### TASK TO COMPLETE
Collect the lines of the entries where "queries" shows up.

(Dataset items)
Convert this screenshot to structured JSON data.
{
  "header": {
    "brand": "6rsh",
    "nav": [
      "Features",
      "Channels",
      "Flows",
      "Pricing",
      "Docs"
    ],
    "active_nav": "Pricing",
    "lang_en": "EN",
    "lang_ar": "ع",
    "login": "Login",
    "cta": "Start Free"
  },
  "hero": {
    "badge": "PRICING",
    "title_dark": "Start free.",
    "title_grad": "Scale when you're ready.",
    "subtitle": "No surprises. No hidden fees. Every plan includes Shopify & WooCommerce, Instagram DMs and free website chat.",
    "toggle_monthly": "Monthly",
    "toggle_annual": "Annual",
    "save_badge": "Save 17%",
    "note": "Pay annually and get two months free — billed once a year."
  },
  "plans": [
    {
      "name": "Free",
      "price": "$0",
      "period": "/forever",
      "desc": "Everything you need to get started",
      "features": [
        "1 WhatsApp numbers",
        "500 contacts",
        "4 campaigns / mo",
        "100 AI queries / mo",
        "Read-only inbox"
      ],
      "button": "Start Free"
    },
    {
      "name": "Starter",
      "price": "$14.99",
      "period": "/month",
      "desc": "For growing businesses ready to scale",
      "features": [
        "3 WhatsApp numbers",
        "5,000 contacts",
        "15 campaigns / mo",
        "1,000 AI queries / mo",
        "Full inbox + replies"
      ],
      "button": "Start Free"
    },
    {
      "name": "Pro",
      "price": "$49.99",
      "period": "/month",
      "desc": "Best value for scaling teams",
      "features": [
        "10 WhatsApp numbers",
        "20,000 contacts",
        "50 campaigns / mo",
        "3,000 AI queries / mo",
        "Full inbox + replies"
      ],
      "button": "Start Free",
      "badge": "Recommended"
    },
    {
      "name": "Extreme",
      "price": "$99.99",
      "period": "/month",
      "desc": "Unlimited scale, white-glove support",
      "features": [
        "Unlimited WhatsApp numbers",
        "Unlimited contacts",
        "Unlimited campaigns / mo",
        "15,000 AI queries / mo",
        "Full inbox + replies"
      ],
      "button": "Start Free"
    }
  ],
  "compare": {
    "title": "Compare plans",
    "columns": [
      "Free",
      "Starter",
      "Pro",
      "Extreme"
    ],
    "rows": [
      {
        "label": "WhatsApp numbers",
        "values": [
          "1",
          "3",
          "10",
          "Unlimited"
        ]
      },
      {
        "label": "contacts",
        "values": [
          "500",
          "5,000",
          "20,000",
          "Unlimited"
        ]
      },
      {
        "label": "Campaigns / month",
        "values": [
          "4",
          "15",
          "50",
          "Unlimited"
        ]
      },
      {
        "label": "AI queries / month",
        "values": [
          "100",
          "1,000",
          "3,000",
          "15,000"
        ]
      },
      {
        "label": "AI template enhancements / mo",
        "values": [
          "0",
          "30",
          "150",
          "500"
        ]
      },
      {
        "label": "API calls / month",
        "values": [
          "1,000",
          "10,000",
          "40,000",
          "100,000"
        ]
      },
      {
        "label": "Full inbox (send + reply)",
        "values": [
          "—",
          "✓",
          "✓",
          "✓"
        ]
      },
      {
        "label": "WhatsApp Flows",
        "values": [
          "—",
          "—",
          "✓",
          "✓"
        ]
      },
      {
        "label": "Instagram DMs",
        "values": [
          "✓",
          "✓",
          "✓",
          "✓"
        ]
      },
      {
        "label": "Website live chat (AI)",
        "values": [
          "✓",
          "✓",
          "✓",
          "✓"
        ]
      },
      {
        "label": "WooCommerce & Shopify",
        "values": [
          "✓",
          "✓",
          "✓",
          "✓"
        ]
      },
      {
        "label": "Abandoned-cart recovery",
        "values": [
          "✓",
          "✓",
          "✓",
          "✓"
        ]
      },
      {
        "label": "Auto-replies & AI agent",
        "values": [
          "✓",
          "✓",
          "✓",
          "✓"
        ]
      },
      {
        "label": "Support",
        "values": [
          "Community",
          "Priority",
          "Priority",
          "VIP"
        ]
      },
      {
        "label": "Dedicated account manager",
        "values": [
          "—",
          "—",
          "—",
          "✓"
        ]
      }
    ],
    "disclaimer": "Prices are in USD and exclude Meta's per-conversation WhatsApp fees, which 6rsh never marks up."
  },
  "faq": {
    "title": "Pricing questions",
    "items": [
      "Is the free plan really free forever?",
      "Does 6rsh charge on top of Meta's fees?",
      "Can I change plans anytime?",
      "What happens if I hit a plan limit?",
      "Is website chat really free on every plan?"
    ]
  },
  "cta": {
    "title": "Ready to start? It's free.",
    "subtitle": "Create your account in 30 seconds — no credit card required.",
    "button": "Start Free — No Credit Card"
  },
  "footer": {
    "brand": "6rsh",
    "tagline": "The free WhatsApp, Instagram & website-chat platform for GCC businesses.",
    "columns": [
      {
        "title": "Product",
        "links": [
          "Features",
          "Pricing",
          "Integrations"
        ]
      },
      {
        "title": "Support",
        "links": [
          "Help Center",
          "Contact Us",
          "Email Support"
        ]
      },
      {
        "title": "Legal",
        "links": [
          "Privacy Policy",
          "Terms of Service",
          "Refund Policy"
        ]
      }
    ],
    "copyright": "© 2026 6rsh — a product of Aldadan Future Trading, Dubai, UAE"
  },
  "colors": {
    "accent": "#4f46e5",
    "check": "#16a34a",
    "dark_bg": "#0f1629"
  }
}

...

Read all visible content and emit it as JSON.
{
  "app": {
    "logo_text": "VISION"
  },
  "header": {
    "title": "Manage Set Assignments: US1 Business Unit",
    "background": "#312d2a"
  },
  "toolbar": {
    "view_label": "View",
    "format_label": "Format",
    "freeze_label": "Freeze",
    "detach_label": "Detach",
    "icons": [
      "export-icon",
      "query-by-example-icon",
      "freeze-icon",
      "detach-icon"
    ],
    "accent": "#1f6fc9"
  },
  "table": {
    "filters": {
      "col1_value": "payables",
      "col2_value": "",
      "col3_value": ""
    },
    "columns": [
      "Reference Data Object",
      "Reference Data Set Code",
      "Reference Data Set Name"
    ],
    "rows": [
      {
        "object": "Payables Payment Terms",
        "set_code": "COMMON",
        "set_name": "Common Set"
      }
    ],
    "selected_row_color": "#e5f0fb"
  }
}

### EXERCISE RESULT
        "100 AI queries / mo",
        "1,000 AI queries / mo",
        "3,000 AI queries / mo",
        "15,000 AI queries / mo",
        "label": "AI queries / month",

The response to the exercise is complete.